**Provided text**:
>> begin

For the past four days, all eyes have been on Aspen to see which riders will break out, get broke off, repeat their regimen of glory, or go home disappointed at what has become the pinnacle of the competitive snowboarding calendar, the Winter X Games.
The marquee event of Winter X has always been the halfpipe, and while the u-tube may have been usurped by Big Air, Real Snow, and Slopestyle at this years games in terms of progression, showmanship and drama, this year’s pipe played out as the most bizarre snowboarding contest in recent memory.
In Saturday nights Women’s Halfpipe Final, Torah Bright returned to the Aspen spotlight with her consistent brand of stylish technicality, but her airs to fakie and legit McTwists weren’t enough to warrant a return to the X podium. Relative newcomer Arielle Gold’s first hit overhead methods provided a stylish contrast to her frontside and cab 900 spins to earn her third place. In 2003, Elena Hight became the first female to land a 900 in competition and a decade later NBD’s are still part of her MO. On the last hit of her first run of finals, Elena ushered women’s halfpipe riding into a whole new era by landing an alley-oop double backside rodeo and was rewarded with a score 90 and the lead, which she would keep up until the last rider of the evening dropped. Kelly Clark’s formula for competition dominance is pretty straight forward. In one word: amplitude. Kelly routinely goes twenty-five percent higher on every hit than her closest rivals and Saturday evening was no different. While the Southern Vermont native didn’t double cork, her multi-rotation spins and Haakon flips were enough to eclipse Elena’s double cork and earn Kelly an X Games Halfpipe three-peat.
Twenty-four hours later it was the men’s turn to take to the main stage as the highly anticipated showdown between the top qualifier, Russia’s Iuori Podlatchikov and America’s Shaun White was set to go down. While Iouri is no stranger to getting sick air, projectile vomiting fifteen feet above the deck of a halfpipe isn’t the way anyone wants to make it onto Sportcenter and the whole shitting your pants on National TV thing is so Todd Richards in 1992. Perhaps while Iouri was getting halfpipe shots he should have been getting flu shots, because the rider most likely to end Shaun’s Aspen dominance had to drop out before the finals even began. Another notable contender, Colorado’s Matt Ladley, had to withdraw before the finals after his foot withdrew from his binding while setting up for a massive spin. The loose-legged Ladley was pitched out of the pipe, over the fence and beyond the assembled crowd with a harrowing crash.

>> end

**Data listing**:
>> begin

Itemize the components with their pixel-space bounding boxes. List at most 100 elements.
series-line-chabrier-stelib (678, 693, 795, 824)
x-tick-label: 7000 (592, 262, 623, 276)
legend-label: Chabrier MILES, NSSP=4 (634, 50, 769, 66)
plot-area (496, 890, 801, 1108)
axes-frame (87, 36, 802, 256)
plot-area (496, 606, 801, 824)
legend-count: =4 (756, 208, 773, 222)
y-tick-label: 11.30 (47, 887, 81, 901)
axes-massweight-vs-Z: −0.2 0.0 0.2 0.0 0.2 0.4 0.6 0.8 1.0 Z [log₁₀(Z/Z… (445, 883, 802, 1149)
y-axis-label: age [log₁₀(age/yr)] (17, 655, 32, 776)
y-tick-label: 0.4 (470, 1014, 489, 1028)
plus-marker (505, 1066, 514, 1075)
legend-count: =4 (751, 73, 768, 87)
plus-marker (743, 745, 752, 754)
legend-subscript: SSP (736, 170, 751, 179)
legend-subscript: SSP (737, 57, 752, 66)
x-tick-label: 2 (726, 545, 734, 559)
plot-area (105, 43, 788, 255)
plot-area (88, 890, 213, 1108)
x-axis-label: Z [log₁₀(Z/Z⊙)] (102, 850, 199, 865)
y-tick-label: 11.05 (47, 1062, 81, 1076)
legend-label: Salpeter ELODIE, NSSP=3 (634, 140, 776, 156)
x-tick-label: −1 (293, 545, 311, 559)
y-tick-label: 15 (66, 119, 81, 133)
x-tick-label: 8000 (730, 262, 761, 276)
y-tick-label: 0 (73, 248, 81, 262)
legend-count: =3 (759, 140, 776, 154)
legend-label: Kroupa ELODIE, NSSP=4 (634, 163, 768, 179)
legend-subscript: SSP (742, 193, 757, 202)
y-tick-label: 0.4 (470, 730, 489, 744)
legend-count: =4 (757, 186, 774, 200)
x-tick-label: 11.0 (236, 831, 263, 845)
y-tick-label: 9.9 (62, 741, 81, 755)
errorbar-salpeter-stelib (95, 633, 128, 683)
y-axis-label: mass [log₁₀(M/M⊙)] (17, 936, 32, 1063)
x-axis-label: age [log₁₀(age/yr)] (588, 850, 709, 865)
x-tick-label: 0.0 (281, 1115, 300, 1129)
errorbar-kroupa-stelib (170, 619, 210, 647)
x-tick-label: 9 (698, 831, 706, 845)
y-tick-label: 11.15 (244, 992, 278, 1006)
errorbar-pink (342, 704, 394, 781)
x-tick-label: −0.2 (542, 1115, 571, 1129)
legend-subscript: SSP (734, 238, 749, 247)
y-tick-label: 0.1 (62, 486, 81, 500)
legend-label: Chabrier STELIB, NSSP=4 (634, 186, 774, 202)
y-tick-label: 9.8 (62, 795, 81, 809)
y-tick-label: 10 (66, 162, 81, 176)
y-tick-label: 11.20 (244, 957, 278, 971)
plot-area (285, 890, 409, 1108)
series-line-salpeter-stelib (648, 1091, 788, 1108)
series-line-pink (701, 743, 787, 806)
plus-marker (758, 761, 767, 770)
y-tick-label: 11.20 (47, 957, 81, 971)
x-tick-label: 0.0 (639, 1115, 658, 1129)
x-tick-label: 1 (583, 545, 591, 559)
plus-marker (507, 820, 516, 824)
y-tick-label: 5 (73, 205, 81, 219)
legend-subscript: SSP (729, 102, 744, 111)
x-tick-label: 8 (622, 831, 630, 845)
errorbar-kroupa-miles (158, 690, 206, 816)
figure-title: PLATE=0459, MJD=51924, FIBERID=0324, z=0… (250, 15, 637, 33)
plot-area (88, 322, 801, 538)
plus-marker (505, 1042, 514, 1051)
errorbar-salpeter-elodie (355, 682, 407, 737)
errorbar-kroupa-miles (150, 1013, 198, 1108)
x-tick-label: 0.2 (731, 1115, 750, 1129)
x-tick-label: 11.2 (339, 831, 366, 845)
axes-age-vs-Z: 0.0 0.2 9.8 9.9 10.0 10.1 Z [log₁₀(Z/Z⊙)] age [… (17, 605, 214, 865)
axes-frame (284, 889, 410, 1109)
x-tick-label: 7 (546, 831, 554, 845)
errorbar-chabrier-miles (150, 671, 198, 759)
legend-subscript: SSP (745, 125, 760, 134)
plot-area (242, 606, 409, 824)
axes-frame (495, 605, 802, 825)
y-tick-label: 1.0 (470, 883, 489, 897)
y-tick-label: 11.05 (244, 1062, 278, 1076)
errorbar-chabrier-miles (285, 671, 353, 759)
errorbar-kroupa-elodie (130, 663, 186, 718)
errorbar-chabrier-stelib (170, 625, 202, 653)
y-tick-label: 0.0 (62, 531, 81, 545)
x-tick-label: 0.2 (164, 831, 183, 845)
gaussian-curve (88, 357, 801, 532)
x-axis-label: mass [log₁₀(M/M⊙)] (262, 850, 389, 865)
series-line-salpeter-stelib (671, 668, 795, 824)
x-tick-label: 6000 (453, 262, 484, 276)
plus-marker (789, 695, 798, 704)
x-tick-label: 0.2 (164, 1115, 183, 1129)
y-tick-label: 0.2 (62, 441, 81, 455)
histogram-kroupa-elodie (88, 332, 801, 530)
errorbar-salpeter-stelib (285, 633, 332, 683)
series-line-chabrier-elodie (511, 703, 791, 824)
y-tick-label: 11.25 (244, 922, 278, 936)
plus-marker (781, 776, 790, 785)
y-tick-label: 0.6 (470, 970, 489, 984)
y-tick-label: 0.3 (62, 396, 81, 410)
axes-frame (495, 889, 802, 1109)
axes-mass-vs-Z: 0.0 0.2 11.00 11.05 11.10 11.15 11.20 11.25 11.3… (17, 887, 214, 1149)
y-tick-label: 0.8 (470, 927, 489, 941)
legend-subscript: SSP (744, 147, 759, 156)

>> end

**Objective**: Reproduce the Winter X Games halfpipe text word for word from "The marquee event" to "in recent memory.".

**The solution**:
The marquee event of Winter X has always been the halfpipe, and while the u-tube may have been usurped by Big Air, Real Snow, and Slopestyle at this years games in terms of progression, showmanship and drama, this year’s pipe played out as the most bizarre snowboarding contest in recent memory.